- 課題文:
____

特定保健用食品の表示例としては、「血糖・血圧・血中コレステロールの正常化を助ける」「おなかの調子を整える」「骨の健康に寄与する」などがあります。
具体的な成分としては、オリゴ糖、乳酸菌、食物繊維を含む「おなかの調子を整える食品」や、大豆タンパク質を含む「コレステロールが高めの方の食品」などがあり、効果が期待されています。
「栄養機能食品」
栄養機能食品は、1日に必要なビタミンやミネラルなどの栄養素を補うことを目的とした食品です。
科学的根拠が確認されている栄養成分が基準値を満たしていれば、メーカーは国が定める機能性表示を行うことができます。たとえば、ビタミンCについては「ビタミンCは皮膚や粘膜の健康維持を助け、抗酸化作用を持つ栄養素です」という機能表示が認められています。
「機能性表示食品」
こちらは、事業者が自らの責任において機能性を表示している食品であり、国による審査は行われていません。メーカーは、安全性や管理体制、健康被害に関する情報収集の体制を整え、それに関する資料を消費者庁長官に届け出る必要があります。
「保健機能食品」の中には「特定保健用食品」、「栄養機能食品」、「機能性表示食品」が含まれていますが、その中でも「特定保健用食品」は科学的根拠に基づき、国の厳格な審査を経て特別に表示が許可されるため、特に高い基準をクリアした食品といえます。
もう騙されない!「いわゆる健康食品」に要注意
「いわゆる健康食品」とは、「特定保健用食品」「栄養機能食品」「機能性表示食品」のように、安全性や有効性が科学的に確認されていない製品であり、「食経験」に基づいて販売されているものです。これらは医薬品ではなく「食品」であり、効果や効能を表示することは本来できません。

____

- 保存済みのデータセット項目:
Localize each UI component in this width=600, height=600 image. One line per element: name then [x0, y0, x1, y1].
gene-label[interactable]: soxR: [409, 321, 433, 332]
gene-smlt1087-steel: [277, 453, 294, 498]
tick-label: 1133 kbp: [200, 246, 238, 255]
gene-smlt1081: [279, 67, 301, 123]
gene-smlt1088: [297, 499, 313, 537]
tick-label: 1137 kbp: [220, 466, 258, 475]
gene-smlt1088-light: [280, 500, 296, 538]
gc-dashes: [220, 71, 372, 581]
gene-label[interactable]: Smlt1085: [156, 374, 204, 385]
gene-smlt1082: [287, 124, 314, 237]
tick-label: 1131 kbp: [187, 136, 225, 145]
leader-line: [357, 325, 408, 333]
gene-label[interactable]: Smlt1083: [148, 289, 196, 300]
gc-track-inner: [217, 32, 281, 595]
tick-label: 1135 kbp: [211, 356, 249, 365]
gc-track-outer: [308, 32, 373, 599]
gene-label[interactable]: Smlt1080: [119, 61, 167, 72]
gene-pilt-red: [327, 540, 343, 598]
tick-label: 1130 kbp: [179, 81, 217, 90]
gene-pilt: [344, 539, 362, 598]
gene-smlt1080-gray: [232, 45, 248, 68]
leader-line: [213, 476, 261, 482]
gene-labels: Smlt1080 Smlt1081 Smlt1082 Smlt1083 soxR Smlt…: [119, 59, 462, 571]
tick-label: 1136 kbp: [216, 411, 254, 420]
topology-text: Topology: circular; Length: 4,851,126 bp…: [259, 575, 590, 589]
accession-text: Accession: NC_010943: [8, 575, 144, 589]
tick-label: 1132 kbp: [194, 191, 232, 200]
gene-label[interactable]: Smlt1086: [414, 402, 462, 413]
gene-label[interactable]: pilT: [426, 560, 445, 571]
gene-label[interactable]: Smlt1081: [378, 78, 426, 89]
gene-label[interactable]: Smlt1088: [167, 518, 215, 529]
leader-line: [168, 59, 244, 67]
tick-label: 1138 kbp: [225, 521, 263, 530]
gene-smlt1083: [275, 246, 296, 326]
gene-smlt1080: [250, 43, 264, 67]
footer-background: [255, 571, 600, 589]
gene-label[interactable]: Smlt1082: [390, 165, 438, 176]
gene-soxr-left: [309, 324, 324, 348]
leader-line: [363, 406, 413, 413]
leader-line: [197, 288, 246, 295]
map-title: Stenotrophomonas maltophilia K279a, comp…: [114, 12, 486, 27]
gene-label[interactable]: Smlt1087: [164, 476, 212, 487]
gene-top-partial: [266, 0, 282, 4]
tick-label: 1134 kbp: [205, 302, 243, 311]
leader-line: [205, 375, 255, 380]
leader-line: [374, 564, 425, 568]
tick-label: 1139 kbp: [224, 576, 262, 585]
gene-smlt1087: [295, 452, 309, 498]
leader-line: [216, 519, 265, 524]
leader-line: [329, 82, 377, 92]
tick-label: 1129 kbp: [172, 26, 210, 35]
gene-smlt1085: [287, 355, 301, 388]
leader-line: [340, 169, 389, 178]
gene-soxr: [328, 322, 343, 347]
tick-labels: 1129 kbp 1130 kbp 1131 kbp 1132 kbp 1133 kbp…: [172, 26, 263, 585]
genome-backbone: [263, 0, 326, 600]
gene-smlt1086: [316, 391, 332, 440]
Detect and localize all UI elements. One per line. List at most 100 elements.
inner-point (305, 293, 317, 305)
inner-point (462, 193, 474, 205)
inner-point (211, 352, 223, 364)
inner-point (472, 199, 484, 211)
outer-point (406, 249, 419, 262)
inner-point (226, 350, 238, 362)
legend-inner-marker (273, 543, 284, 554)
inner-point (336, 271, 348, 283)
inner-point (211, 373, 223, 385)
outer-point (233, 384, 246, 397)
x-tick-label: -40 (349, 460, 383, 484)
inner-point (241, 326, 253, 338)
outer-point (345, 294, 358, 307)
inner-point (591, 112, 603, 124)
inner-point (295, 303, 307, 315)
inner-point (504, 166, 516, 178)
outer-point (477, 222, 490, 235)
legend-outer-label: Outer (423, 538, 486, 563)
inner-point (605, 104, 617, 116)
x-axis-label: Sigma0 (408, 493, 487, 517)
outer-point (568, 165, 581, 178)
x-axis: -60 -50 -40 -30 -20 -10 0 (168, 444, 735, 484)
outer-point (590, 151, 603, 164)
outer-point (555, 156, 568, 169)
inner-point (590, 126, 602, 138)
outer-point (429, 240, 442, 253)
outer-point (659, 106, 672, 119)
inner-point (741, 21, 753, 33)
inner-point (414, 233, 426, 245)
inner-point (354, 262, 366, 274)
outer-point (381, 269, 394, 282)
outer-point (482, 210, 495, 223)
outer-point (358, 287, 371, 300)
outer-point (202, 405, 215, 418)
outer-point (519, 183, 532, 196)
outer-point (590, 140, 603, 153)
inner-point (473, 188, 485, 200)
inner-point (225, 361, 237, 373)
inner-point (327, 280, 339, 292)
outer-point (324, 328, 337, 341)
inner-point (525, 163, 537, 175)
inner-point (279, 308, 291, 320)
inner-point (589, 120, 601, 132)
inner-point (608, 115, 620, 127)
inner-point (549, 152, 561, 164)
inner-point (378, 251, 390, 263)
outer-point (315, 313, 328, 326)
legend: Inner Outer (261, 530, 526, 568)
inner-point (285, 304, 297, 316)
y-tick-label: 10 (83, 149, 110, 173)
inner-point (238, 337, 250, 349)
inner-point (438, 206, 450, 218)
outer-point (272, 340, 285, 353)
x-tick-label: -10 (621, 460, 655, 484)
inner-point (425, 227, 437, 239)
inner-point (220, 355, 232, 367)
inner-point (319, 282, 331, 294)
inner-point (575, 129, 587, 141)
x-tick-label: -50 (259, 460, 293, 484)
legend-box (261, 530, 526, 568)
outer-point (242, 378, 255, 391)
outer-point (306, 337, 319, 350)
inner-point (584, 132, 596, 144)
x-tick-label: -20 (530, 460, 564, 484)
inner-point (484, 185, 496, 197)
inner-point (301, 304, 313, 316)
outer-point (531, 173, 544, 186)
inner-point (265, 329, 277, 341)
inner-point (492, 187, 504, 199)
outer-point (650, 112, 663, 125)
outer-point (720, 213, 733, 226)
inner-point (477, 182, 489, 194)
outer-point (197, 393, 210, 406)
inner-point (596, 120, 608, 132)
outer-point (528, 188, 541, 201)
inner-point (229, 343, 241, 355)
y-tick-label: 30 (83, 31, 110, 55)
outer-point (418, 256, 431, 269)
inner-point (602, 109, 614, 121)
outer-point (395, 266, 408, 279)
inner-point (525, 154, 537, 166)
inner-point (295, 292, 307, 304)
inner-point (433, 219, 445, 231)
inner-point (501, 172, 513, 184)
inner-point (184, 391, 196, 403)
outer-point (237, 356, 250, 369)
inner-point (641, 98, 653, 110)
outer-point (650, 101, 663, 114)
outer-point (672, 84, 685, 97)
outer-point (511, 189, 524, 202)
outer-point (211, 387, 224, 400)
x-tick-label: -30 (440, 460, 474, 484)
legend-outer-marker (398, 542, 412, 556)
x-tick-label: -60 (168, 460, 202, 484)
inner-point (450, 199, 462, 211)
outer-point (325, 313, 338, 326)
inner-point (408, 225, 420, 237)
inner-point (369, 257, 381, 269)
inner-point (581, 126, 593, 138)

____

- 練習問題:
A – 保健機能食品の文章によると、栄養機能食品は何のための食品ですか。
B – 次の(i)〜(iii)が保健機能食品の文章の内容と合っているか、それぞれ「はい」か「いいえ」で答え、決め手となる本文の言葉をそのまま引用してください。
(i) 機能性表示食品は、国の審査を受けている。
(ii) 大豆タンパク質を含む食品は、「コレステロールが高めの方の食品」の例に挙げられている。
(iii) いわゆる健康食品は医薬品にあたる。
C – 保健機能食品の文章を、最後の文のあとから書き進めてください。
このリストは、保健機能食品の文章とは関係ありません。

- 解答:
A – 1日に必要なビタミンやミネラルなどの栄養素を補うための食品です。

B –
(i) いいえ。「国による審査は行われていません」
(ii) はい。「大豆タンパク質を含む「コレステロールが高めの方の食品」」
(iii) いいえ。「これらは医薬品ではなく「食品」であり」

C –
また、「いわゆる健康食品」の中には、有効成分が明記されていない商品や、医薬品成分が混入しているものが流通している場合もあります。
「いわゆる健康食品」のパッケージに記載されている原材料名や成分表示に目を通してみましょう。「〇〇抽出物」や「〇〇エキス」は、原料から抽出されたものであり、有効成分となる物質の名称ではありません。
たとえば、「〇〇抽出物100mg」と表示されていても、それが有効成分として100mg含まれているわけではないのです。
最近では、健康意識の高まりに伴い、ダイエットや滋養強壮などの効果を謳う健康食品が多数販売されています。しかし、その中には、効果を高めるために医薬品成分を加えた製品が存在し、健康被害が起きた事例も報告されています。
美肌に効果があると広く認識されているコラーゲンを含む食品が、特に若い女性やエイジングケアを気にする層から人気を集めています。しかし、このコラーゲンが摂取することで本当にお肌に良い影響を与えるのかについては、疑問が残ります。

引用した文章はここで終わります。